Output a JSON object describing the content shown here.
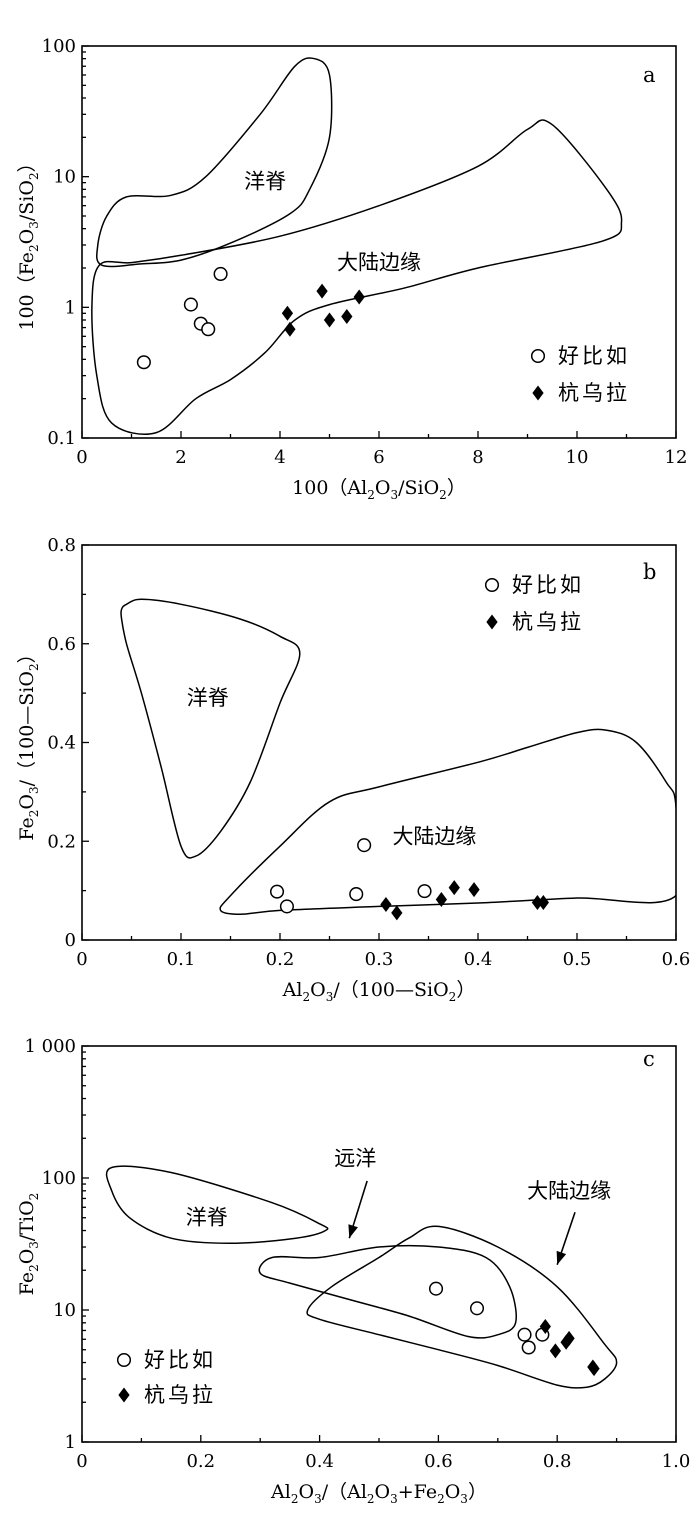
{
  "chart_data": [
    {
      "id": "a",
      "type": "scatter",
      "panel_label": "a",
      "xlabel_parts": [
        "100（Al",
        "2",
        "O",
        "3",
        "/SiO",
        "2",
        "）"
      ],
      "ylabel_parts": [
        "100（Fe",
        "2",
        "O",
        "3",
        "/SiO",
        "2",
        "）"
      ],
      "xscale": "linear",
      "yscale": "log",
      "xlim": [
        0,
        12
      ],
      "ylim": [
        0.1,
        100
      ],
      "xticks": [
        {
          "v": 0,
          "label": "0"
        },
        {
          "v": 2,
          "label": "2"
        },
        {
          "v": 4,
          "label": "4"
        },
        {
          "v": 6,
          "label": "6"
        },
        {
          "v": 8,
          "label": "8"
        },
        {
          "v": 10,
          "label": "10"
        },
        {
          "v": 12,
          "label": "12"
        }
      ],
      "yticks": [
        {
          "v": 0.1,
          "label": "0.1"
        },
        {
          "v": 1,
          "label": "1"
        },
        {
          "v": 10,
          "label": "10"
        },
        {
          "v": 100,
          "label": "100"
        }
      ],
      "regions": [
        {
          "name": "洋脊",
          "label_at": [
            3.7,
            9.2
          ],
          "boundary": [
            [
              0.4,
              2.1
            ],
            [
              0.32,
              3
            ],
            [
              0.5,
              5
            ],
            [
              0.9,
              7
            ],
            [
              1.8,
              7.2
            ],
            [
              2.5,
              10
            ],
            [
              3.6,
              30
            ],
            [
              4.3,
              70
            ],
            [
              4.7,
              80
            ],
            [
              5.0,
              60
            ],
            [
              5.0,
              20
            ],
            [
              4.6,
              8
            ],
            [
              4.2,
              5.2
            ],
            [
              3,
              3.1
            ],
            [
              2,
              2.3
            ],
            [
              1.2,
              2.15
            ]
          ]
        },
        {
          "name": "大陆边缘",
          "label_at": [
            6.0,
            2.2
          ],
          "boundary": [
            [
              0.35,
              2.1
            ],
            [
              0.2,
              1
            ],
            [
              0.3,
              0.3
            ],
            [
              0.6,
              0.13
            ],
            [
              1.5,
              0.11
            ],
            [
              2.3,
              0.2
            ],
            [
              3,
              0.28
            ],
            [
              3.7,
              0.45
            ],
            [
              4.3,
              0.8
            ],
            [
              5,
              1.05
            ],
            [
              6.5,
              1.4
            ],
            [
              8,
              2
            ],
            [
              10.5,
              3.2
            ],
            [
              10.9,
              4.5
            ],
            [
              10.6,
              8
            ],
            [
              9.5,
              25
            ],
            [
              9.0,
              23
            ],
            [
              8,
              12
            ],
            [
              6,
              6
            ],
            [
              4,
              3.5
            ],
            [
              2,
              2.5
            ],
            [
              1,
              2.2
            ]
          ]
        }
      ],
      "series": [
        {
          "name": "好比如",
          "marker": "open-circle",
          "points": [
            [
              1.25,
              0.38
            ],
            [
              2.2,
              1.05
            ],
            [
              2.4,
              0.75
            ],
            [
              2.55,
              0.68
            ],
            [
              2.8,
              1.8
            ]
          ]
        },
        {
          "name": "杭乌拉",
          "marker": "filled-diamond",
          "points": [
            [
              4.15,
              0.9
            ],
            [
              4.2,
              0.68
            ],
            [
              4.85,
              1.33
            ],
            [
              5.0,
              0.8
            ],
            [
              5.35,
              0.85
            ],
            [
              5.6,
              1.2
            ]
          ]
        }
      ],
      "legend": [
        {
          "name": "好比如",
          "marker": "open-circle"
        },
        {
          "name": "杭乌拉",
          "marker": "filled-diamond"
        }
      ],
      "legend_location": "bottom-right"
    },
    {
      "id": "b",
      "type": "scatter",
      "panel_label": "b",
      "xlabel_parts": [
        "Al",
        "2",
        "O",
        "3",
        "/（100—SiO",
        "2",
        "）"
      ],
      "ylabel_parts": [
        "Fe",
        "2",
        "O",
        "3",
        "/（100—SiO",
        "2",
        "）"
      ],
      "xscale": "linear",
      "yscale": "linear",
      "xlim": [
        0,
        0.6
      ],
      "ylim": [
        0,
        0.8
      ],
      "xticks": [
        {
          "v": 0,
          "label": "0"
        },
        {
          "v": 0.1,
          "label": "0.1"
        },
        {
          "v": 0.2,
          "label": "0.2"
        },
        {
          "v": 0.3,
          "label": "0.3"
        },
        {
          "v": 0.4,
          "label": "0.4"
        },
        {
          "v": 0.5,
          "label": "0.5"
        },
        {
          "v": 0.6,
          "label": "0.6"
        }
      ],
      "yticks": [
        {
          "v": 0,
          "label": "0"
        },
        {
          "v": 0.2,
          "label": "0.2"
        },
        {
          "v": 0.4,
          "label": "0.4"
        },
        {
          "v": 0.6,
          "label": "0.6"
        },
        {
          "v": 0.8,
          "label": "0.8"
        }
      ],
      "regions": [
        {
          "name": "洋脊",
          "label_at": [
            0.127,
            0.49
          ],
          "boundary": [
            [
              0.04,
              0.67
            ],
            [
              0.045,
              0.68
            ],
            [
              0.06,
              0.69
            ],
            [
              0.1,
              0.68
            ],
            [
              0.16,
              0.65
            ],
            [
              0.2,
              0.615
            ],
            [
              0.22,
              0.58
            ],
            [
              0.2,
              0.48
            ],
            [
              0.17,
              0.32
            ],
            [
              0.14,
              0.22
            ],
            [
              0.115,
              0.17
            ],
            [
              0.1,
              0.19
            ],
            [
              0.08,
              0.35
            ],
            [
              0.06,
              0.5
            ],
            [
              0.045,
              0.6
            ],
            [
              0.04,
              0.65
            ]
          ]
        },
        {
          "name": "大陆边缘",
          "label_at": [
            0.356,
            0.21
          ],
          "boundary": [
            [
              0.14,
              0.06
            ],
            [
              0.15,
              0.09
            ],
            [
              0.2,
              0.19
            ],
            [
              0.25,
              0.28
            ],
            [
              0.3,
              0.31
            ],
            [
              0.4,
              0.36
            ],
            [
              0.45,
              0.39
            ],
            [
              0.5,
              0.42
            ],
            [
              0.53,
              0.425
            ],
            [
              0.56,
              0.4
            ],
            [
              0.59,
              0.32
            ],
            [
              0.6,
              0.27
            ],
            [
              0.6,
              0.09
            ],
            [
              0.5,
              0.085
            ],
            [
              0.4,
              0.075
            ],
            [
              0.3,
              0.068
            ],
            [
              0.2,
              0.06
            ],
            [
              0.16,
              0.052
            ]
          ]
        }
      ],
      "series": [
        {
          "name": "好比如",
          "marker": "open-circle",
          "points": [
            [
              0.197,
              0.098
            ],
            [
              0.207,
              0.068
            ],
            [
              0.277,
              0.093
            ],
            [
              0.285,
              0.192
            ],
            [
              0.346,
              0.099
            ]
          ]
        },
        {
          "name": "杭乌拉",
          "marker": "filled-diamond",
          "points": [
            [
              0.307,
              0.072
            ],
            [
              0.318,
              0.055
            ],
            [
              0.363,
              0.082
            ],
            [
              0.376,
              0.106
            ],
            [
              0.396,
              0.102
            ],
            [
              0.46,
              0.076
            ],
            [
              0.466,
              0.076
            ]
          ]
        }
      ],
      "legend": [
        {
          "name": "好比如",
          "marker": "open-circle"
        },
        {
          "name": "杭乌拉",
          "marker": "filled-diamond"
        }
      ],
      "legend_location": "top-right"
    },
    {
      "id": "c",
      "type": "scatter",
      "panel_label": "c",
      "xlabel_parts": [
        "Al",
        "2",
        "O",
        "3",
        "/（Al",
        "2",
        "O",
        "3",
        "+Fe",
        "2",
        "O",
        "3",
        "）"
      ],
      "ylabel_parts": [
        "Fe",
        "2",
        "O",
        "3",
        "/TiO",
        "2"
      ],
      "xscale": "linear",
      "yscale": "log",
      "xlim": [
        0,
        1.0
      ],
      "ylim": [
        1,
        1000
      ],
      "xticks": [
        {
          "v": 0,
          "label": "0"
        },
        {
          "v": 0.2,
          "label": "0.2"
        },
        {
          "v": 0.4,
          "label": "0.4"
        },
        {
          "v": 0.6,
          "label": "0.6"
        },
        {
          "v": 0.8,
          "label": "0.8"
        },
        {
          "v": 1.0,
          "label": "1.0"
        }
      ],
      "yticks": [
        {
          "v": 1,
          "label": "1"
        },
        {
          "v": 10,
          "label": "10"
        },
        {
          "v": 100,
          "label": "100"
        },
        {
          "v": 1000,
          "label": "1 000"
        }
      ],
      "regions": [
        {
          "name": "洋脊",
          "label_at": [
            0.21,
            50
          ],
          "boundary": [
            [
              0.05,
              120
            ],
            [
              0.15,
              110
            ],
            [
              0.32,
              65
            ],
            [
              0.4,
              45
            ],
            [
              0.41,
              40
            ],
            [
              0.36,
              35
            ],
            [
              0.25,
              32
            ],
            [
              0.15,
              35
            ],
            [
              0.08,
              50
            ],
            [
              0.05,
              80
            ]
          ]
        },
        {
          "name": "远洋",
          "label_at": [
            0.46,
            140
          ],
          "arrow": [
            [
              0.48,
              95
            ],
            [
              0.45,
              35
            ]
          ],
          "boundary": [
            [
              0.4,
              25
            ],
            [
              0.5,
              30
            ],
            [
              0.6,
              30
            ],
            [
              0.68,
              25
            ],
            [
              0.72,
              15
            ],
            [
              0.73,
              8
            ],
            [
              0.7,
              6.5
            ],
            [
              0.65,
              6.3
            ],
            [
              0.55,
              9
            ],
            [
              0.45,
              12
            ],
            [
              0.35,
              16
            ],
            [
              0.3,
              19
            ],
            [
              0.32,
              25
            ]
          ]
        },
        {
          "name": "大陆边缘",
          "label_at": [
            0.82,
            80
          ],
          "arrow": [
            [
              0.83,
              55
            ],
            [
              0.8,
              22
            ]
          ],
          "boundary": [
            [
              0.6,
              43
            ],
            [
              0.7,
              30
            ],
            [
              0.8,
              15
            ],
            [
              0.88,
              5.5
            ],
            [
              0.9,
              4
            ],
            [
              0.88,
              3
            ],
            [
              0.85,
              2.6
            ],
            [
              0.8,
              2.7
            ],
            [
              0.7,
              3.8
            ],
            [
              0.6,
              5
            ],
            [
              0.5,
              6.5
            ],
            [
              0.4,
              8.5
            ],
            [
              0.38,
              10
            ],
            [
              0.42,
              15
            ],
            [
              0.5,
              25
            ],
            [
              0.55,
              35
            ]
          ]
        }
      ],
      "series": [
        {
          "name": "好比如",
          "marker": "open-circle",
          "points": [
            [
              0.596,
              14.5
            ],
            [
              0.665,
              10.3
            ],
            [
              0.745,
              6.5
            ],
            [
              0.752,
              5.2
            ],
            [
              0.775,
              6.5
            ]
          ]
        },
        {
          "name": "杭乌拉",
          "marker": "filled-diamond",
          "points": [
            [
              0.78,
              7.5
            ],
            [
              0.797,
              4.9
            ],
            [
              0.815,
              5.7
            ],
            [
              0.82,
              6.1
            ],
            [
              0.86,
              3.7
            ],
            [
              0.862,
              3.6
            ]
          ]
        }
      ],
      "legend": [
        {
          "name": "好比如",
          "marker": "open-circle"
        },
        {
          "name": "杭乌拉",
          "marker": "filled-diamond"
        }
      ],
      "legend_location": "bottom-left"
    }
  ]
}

──────────

**What is needed**
In the listing, find all lines with the string "bottom" and copy them.

**Final result**
      "legend_location": "bottom-right"
      "legend_location": "bottom-left"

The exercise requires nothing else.